**Exercícios propostos:**
a - Enumere tudo o que, conforme o texto sobre a Câmara Municipal de Monlevade, o vereador pode ter.
b - Reproduza o trecho do texto sobre a Câmara Municipal de Monlevade que começa em "Claro que o" e termina em "toda a cidade.".
c - Prossiga a redação do texto sobre a Câmara Municipal de Monlevade, dando sequência ao seu último parágrafo.

**Texto fornecido:**
************

(*) Erivelton Braz

Há perguntas que deveriam acompanhar cada um dos 15 vereadores durante uma sessão da Câmara Municipal: o que estamos discutindo aqui hoje vai fazer alguma diferença na vida das pessoas? O que estamos fazendo, de fato, para melhorar o dia a dia do monlevadense? São questionamentos simples, mas necessários.

Como jornalista e editor de A Notícia, acompanho o Legislativo de Monlevade há décadas e, ultimamente, tenho a impressão de que alguns debates estão ocupando um espaço maior do que deveriam. São discussões ideológicas, disputas de narrativa, interrupções desnecessárias e manifestações sobre temas que pouco contribuem para resolver os problemas concretos da cidade.

Claro que o vereador pode ter sua visão de mundo, sua religião, seu partido e suas convicções políticas. O que não pode perder de vista é que, depois de eleito, seu mandato deixa de representar apenas a si próprio ou aqueles que o apoiaram. Ele passa a representar toda a cidade.

E a principal função do Legislativo é legislar e fiscalizar. Isso significa acompanhar o cotidiano político do Executivo. Significa perguntar por que uma obra atrasou, por que determinado serviço não funciona, se uma empresa contratada está cumprindo o que foi estabelecido e se a Prefeitura está gastando corretamente.

************

**Material de estudo:**

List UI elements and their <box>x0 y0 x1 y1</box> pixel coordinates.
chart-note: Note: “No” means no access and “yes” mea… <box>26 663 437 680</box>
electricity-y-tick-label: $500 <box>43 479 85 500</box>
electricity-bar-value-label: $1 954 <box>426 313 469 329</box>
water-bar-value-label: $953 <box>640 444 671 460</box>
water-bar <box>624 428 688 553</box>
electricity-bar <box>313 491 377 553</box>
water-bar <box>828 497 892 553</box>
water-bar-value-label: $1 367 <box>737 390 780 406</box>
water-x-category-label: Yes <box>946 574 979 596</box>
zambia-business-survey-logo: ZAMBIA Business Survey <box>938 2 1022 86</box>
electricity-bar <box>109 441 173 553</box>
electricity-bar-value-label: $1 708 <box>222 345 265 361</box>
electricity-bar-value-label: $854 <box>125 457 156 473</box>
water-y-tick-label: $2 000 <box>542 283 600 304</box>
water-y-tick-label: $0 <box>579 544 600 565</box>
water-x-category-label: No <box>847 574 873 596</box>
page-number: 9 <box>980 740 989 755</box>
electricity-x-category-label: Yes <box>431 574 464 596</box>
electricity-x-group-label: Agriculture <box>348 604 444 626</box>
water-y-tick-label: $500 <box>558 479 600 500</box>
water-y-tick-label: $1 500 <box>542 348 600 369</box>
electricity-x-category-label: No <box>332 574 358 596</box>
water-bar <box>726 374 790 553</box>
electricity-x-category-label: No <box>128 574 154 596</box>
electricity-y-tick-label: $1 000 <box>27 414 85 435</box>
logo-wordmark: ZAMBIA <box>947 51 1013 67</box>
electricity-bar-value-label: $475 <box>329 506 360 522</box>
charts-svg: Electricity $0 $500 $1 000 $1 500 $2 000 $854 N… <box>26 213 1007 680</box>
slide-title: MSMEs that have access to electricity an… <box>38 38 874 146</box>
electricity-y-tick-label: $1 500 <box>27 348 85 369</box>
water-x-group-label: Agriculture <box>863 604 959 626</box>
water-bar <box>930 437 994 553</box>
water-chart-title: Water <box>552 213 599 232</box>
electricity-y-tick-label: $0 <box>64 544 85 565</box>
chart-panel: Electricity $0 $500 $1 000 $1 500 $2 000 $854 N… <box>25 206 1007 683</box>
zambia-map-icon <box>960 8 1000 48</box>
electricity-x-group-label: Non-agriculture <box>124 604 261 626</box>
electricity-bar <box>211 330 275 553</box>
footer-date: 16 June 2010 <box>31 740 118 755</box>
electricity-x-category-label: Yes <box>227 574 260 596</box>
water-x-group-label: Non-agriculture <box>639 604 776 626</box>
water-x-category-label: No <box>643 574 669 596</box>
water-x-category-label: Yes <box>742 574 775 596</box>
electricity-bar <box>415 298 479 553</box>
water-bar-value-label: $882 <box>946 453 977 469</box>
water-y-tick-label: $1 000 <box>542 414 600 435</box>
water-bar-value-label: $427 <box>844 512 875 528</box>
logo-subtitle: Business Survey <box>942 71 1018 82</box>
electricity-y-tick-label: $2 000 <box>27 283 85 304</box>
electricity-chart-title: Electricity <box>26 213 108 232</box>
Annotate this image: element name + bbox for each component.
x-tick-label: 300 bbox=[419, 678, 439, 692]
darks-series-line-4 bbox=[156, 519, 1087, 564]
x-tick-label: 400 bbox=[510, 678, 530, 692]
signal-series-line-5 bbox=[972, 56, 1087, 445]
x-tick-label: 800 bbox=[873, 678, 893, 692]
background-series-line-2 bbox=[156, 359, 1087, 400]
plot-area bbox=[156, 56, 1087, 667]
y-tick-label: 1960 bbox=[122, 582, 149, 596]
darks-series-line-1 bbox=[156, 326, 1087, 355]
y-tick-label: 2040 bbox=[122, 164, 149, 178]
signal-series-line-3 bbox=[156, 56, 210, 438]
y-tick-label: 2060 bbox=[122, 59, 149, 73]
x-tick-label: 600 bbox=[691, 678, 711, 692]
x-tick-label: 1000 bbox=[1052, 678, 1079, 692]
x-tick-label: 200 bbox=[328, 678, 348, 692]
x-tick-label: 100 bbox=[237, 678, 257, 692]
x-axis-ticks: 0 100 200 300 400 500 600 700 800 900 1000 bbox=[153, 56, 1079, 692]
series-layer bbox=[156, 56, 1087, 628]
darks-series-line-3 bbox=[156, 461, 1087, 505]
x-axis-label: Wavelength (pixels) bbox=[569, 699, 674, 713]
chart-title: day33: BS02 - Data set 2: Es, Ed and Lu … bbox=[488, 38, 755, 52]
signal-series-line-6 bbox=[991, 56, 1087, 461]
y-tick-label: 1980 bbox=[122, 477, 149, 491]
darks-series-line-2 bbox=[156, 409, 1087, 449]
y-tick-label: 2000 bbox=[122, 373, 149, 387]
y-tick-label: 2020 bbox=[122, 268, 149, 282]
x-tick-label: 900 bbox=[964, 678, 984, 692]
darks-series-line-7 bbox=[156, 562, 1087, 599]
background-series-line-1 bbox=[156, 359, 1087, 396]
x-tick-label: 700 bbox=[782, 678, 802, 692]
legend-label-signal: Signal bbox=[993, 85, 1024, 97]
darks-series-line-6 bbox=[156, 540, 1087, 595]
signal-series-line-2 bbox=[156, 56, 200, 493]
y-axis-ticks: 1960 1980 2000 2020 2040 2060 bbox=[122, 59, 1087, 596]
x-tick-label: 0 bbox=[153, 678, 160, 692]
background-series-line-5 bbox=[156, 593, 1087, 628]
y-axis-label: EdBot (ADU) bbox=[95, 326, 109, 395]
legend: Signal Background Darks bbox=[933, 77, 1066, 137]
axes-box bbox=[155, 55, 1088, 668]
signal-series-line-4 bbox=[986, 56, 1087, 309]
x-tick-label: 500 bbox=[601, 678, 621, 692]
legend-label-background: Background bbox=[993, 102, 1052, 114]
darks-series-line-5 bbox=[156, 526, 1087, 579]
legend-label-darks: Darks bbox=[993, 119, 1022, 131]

************

**Respostas fornecidas:**
a - Visão de mundo; religião; partido; convicções políticas.

b -
Claro que o vereador pode ter sua visão de mundo, sua religião, seu partido e suas convicções políticas. O que não pode perder de vista é que, depois de eleito, seu mandato deixa de representar apenas a si próprio ou aqueles que o apoiaram. Ele passa a representar toda a cidade.

c -
Acontece que esse trabalho é menos barulhento do que levar determinadas pautas à tribuna. Muitas vezes não rende aplausos nem cortes de vídeos para as redes sociais. Mas é justamente aí que está uma das razões de existir uma Câmara Municipal.

Não há problema algum em discutir cultura, esporte, lazer ou qualquer outro assunto que faça parte da vida da cidade. O problema aparece quando pautas muito específicas passam a ocupar o espaço que deveria estar dedicado às questões de maior alcance.

Outra questão é que o mandato não pertence à categoria profissional que ajudou a eleger o vereador. Não pertence aos amigos ou aos apoiadores. Pertence à população que o escolheu. Fiscalizar, por sua vez, não significa ser contra o prefeito. Da mesma forma, apoiar uma proposta do Executivo não deveria transformar vereador em aliado automático. Uma Câmara independente é aquela que consegue aprovar o que considera correto e cobrar aquilo que precisa ser corrigido.

Isso é democracia. Assim como também é permitir que ideias diferentes ocupem a mesma mesa. É discordar sem transformar o adversário em inimigo. E é compreender que a tribuna é um espaço de representação pública, onde cada palavra tem um peso maior do que uma simples opinião publicada nas redes sociais. A Câmara não precisa ser silenciosa. Precisa ser útil e servir ao povo que elegeu os 15 vereadores.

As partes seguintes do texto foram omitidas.